-------- Raw records
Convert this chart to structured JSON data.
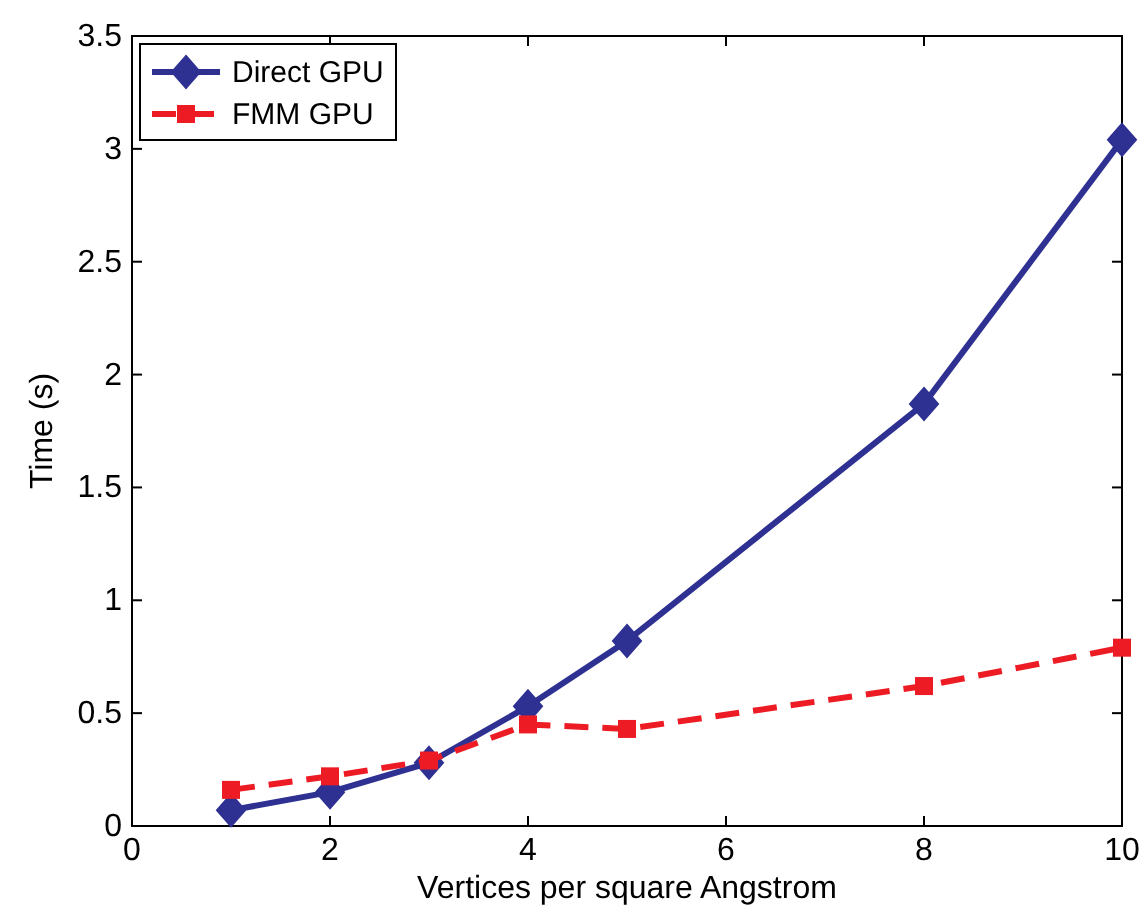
{
  "chart_data": {
    "type": "line",
    "xlabel": "Vertices per square Angstrom",
    "ylabel": "Time (s)",
    "x": [
      1,
      2,
      3,
      4,
      5,
      8,
      10
    ],
    "series": [
      {
        "name": "Direct GPU",
        "color": "#2e3192",
        "values": [
          0.07,
          0.15,
          0.28,
          0.53,
          0.82,
          1.87,
          3.04
        ],
        "marker": "diamond",
        "line_style": "solid"
      },
      {
        "name": "FMM GPU",
        "color": "#ed1c24",
        "values": [
          0.16,
          0.22,
          0.29,
          0.45,
          0.43,
          0.62,
          0.79
        ],
        "marker": "square",
        "line_style": "dashed"
      }
    ],
    "xlim": [
      0,
      10
    ],
    "xticks": [
      0,
      2,
      4,
      6,
      8,
      10
    ],
    "ylim": [
      0,
      3.5
    ],
    "yticks": [
      0,
      0.5,
      1,
      1.5,
      2,
      2.5,
      3,
      3.5
    ],
    "legend": "top left"
  }
}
----------------
Quote the data above in full and without alteration; skip the pictures.

Convert this chart to structured JSON data.
{
  "chart_data": {
    "type": "line",
    "xlabel": "Vertices per square Angstrom",
    "ylabel": "Time (s)",
    "x": [
      1,
      2,
      3,
      4,
      5,
      8,
      10
    ],
    "series": [
      {
        "name": "Direct GPU",
        "color": "#2e3192",
        "values": [
          0.07,
          0.15,
          0.28,
          0.53,
          0.82,
          1.87,
          3.04
        ],
        "marker": "diamond",
        "line_style": "solid"
      },
      {
        "name": "FMM GPU",
        "color": "#ed1c24",
        "values": [
          0.16,
          0.22,
          0.29,
          0.45,
          0.43,
          0.62,
          0.79
        ],
        "marker": "square",
        "line_style": "dashed"
      }
    ],
    "xlim": [
      0,
      10
    ],
    "xticks": [
      0,
      2,
      4,
      6,
      8,
      10
    ],
    "ylim": [
      0,
      3.5
    ],
    "yticks": [
      0,
      0.5,
      1,
      1.5,
      2,
      2.5,
      3,
      3.5
    ],
    "legend": "top left"
  }
}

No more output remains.